» CHALLENGE: Report the number of lines in these entries that contain "Part". Write only the number.

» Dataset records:

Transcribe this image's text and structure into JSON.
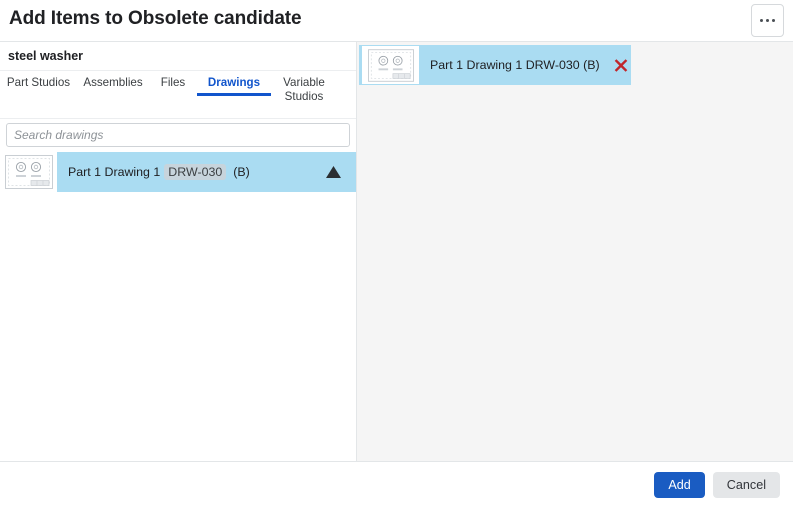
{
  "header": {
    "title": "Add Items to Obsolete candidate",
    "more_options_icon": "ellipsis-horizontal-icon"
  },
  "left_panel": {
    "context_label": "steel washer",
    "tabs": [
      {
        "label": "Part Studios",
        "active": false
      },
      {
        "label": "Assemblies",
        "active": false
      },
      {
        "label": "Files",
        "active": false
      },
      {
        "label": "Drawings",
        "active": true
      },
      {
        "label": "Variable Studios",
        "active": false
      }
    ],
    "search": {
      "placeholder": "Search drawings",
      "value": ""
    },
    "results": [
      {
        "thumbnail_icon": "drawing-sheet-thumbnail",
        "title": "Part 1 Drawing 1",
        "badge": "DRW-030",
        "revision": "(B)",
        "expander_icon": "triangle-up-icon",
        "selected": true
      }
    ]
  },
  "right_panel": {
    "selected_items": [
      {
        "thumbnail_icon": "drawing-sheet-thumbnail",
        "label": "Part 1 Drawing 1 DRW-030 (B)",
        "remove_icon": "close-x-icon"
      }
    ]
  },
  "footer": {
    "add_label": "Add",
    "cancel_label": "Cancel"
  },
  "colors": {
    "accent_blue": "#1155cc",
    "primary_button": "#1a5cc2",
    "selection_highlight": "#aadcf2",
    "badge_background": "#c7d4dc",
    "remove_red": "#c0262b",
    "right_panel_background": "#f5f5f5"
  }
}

---

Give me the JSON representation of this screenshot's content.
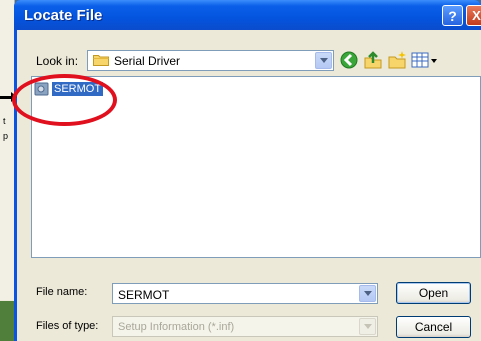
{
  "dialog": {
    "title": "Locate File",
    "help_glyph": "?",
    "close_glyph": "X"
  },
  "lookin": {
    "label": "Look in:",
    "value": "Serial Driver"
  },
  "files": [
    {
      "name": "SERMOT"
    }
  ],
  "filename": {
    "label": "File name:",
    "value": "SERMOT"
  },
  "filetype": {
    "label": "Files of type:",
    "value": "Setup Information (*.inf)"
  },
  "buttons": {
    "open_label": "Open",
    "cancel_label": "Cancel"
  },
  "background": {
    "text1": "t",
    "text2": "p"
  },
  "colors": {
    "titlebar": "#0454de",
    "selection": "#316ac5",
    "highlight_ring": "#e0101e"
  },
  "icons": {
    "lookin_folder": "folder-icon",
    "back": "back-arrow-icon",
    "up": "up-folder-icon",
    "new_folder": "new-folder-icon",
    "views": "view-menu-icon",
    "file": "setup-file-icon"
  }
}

» EXERCISE OUTPUT: 3